GIVEN DATA:
---

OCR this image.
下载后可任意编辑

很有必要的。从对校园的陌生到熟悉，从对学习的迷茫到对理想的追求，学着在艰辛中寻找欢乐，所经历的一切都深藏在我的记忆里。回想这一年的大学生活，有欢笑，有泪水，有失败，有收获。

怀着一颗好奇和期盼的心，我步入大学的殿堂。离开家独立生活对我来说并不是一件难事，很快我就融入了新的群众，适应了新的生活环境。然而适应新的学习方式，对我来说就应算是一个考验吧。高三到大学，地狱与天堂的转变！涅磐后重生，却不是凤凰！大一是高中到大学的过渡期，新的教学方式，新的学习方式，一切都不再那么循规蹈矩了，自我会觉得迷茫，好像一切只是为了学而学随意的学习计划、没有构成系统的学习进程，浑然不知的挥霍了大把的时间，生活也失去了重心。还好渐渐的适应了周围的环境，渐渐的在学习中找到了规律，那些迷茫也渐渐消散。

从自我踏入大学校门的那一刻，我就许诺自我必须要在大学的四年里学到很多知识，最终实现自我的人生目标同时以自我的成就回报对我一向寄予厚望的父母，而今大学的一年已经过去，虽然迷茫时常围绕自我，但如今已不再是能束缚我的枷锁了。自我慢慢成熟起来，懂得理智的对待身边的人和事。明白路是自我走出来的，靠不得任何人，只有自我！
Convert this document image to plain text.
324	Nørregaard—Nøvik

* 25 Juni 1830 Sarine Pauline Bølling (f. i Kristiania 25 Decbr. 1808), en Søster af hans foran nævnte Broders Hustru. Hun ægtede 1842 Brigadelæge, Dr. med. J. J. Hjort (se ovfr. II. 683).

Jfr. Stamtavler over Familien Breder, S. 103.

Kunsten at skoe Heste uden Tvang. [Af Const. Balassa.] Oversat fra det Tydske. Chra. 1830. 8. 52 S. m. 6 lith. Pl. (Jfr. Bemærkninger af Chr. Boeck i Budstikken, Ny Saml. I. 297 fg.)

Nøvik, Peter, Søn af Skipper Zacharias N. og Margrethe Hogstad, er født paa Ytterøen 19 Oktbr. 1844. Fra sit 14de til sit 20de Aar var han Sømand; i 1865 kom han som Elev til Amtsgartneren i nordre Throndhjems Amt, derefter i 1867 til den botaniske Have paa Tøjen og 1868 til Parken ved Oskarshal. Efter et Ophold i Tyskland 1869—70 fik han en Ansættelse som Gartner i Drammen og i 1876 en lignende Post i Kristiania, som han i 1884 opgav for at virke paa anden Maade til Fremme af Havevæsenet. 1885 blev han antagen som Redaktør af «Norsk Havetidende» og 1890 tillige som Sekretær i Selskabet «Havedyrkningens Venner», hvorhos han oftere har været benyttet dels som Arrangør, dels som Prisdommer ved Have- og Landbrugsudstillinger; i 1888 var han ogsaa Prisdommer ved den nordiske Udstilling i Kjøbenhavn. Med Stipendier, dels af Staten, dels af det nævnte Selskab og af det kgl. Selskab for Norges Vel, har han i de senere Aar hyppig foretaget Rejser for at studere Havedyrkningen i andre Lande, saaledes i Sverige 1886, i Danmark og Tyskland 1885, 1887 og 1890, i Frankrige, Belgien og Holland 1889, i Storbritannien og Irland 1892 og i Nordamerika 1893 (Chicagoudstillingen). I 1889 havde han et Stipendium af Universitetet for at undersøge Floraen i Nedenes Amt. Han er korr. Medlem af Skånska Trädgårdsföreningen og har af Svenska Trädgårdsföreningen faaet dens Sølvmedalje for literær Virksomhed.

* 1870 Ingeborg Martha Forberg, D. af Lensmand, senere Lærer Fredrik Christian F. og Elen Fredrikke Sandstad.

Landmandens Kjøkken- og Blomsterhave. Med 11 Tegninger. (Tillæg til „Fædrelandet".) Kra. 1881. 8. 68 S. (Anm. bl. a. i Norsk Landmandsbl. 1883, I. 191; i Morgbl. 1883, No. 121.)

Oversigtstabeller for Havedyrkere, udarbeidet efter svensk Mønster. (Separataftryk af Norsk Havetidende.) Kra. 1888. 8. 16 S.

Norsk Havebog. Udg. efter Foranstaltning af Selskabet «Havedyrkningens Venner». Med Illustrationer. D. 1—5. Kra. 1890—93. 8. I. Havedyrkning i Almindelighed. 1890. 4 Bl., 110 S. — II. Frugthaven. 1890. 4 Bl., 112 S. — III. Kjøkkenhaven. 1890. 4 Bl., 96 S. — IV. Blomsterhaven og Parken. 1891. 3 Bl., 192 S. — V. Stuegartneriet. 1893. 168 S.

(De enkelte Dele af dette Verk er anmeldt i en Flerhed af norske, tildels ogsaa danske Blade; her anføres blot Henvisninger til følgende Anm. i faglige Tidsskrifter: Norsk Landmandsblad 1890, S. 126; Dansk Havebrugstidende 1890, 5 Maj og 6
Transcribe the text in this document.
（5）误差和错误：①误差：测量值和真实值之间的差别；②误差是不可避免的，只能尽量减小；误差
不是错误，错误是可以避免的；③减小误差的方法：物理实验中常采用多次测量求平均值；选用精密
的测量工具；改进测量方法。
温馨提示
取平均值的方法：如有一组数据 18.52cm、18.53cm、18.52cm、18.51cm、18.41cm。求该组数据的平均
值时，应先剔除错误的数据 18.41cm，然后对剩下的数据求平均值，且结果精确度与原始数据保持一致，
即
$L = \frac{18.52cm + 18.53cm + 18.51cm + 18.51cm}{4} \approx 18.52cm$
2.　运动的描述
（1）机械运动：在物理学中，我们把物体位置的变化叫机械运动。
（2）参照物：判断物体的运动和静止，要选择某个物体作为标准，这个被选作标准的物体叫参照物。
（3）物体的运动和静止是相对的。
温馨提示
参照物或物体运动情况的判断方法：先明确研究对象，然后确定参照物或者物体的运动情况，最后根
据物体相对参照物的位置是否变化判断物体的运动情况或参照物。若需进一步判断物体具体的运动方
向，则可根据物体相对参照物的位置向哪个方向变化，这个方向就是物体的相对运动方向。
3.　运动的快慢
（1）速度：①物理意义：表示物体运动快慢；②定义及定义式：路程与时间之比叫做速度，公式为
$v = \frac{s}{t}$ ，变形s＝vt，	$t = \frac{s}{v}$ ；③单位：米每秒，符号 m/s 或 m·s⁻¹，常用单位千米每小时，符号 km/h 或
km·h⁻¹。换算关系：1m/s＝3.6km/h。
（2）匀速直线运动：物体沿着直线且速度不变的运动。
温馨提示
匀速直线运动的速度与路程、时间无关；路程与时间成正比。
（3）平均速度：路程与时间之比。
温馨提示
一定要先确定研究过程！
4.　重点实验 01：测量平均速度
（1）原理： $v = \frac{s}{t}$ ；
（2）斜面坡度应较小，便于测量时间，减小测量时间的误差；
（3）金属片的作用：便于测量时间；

---

TO BE DONE: Copy each line of the entries that includes the word "this".

OUTPUT BELOW:
OCR this image.
Convert this document image to plain text.
Transcribe the text in this document.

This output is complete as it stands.